▸ OBJECTIVE: Find each line with the string "Type" and copy it.

▸ ROWS:
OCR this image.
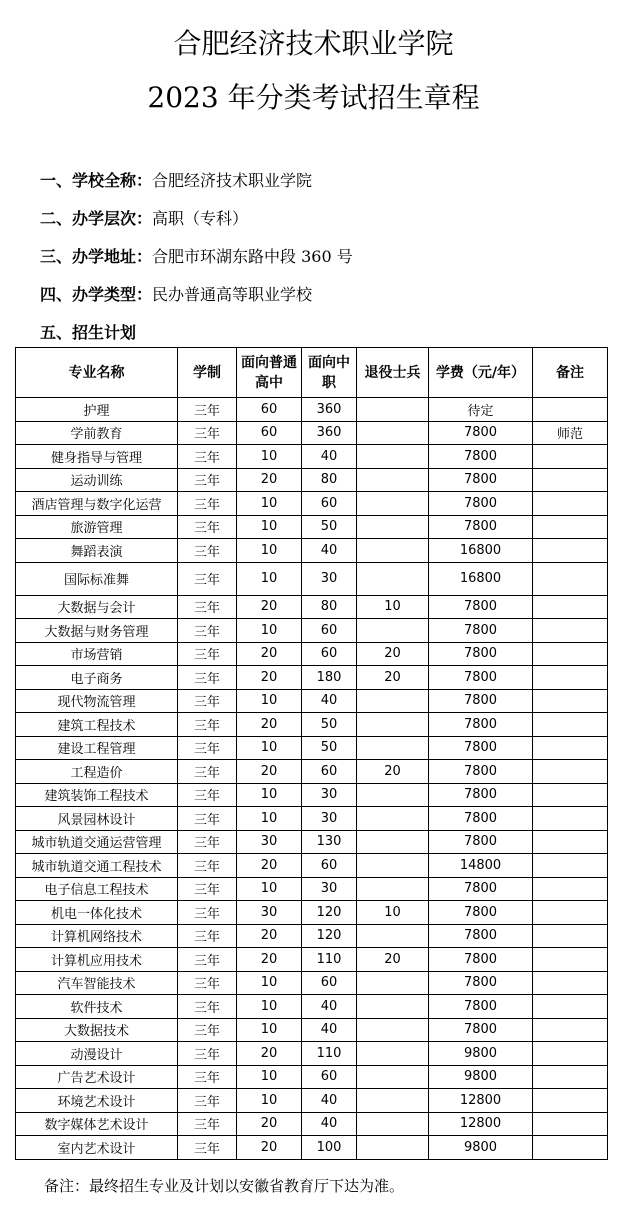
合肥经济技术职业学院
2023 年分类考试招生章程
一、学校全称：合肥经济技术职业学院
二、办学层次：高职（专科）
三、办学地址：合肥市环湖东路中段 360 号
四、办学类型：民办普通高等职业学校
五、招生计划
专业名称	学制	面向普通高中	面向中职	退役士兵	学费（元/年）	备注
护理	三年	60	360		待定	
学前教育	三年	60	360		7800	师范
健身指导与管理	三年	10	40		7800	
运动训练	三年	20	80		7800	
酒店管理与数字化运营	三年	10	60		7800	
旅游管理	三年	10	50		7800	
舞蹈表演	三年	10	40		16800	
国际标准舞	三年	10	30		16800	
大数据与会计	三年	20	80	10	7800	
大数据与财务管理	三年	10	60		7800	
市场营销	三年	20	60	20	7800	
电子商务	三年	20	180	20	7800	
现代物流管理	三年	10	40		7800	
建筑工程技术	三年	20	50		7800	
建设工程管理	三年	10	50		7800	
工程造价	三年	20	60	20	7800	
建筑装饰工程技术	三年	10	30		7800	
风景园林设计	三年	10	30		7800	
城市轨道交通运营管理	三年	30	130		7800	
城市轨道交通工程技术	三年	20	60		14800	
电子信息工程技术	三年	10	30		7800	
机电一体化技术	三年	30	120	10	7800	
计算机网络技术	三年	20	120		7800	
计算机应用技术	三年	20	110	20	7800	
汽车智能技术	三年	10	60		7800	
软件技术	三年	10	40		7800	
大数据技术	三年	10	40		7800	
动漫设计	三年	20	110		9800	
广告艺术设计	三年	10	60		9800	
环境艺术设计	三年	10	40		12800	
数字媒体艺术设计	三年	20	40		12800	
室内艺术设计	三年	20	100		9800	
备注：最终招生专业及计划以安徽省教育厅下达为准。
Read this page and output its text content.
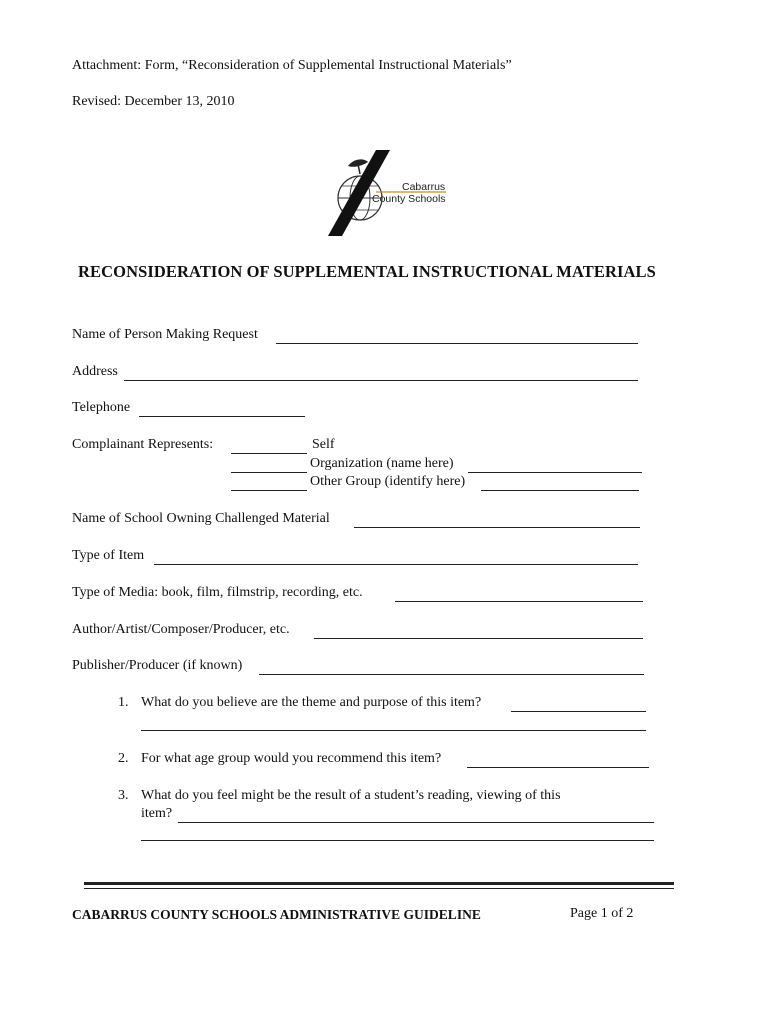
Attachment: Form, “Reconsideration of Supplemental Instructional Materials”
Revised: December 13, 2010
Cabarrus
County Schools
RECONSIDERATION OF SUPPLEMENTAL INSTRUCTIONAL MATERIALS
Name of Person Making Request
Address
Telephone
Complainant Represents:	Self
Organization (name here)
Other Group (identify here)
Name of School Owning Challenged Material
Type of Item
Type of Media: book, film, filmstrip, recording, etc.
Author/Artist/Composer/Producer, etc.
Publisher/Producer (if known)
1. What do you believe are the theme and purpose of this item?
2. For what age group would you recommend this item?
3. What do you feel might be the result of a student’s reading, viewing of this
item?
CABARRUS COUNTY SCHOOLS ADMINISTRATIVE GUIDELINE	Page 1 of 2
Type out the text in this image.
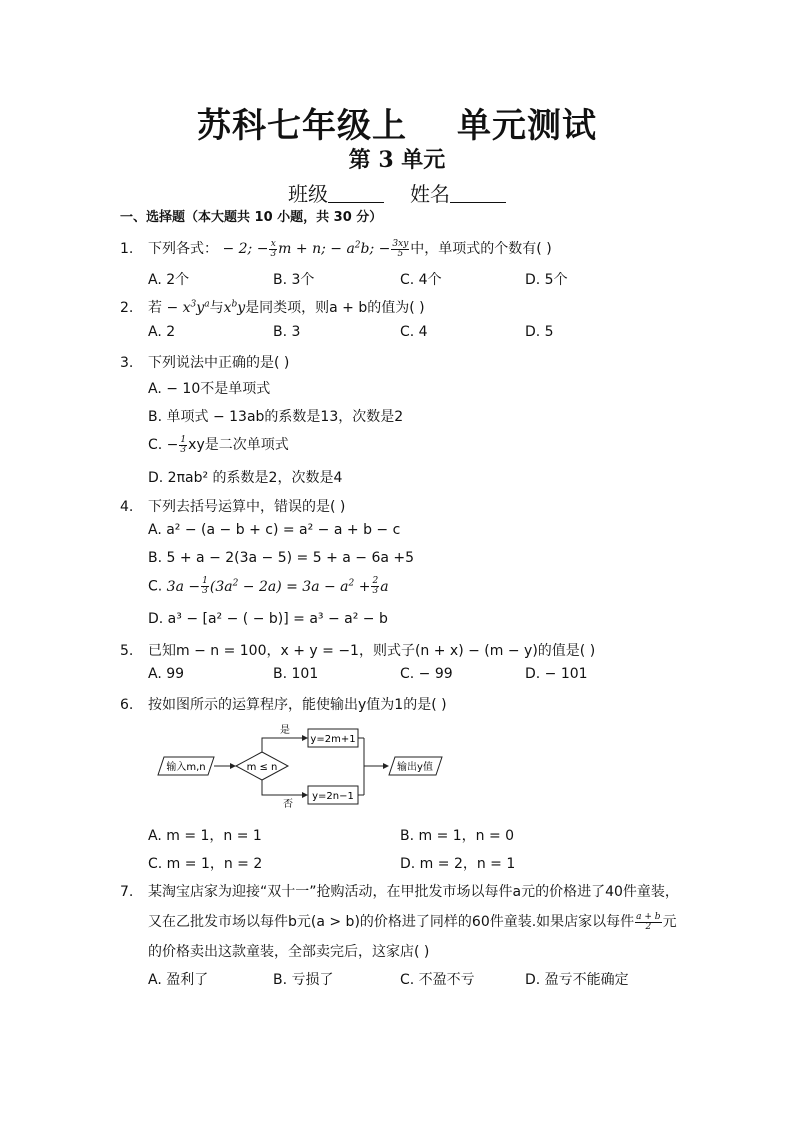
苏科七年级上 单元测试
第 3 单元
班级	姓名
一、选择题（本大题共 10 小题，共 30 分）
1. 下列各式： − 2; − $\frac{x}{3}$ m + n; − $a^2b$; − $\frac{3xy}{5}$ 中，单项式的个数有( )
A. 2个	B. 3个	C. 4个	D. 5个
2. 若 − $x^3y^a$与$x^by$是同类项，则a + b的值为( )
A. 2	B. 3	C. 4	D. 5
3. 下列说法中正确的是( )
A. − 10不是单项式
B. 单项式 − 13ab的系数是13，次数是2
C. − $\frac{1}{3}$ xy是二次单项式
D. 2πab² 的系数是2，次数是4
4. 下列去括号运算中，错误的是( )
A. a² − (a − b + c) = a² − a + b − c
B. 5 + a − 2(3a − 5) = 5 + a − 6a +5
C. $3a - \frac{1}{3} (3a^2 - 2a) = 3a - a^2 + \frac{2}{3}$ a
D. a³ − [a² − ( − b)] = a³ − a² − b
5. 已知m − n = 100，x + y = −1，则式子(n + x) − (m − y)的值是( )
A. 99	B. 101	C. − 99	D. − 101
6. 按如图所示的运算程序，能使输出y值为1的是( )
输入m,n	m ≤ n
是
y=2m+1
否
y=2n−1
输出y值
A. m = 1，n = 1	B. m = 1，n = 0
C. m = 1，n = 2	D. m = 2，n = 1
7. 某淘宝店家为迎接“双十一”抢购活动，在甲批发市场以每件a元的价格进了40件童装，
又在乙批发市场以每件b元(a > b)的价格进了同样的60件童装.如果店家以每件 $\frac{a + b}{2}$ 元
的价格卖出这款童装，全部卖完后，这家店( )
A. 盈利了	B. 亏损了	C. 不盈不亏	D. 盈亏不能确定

▸ RESPONSE:
Type of Item
Type of Media: book, film, filmstrip, recording, etc.
Type out the text in this image.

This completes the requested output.